● Material shown
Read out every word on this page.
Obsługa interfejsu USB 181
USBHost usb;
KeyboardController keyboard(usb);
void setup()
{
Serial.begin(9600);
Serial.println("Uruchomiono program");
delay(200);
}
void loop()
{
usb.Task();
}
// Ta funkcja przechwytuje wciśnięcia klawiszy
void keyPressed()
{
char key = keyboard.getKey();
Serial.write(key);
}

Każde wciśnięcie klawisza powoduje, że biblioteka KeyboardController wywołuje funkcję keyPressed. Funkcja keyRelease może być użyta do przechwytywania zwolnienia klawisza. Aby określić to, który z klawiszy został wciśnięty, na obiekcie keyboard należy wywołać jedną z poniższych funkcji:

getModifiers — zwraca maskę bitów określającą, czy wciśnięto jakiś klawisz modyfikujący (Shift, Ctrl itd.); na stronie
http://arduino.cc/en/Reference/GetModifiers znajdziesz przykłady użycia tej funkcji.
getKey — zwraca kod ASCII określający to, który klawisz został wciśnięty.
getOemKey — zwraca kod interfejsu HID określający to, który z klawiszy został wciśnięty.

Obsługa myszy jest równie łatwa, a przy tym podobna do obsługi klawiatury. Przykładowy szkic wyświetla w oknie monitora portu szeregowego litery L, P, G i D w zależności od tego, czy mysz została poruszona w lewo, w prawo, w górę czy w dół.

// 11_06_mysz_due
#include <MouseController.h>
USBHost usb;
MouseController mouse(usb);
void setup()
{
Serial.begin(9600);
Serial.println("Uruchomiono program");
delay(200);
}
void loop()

● Aim of the task
Please set down all the data word for word.

● Solution below
Read out every word on this page.
Obsługa interfejsu USB 181
USBHost usb;
KeyboardController keyboard(usb);
void setup()
{
Serial.begin(9600);
Serial.println("Uruchomiono program");
delay(200);
}
void loop()
{
usb.Task();
}
// Ta funkcja przechwytuje wciśnięcia klawiszy
void keyPressed()
{
char key = keyboard.getKey();
Serial.write(key);
}

Każde wciśnięcie klawisza powoduje, że biblioteka KeyboardController wywołuje funkcję keyPressed. Funkcja keyRelease może być użyta do przechwytywania zwolnienia klawisza. Aby określić to, który z klawiszy został wciśnięty, na obiekcie keyboard należy wywołać jedną z poniższych funkcji:

getModifiers — zwraca maskę bitów określającą, czy wciśnięto jakiś klawisz modyfikujący (Shift, Ctrl itd.); na stronie
http://arduino.cc/en/Reference/GetModifiers znajdziesz przykłady użycia tej funkcji.
getKey — zwraca kod ASCII określający to, który klawisz został wciśnięty.
getOemKey — zwraca kod interfejsu HID określający to, który z klawiszy został wciśnięty.

Obsługa myszy jest równie łatwa, a przy tym podobna do obsługi klawiatury. Przykładowy szkic wyświetla w oknie monitora portu szeregowego litery L, P, G i D w zależności od tego, czy mysz została poruszona w lewo, w prawo, w górę czy w dół.

// 11_06_mysz_due
#include <MouseController.h>
USBHost usb;
MouseController mouse(usb);
void setup()
{
Serial.begin(9600);
Serial.println("Uruchomiono program");
delay(200);
}
void loop()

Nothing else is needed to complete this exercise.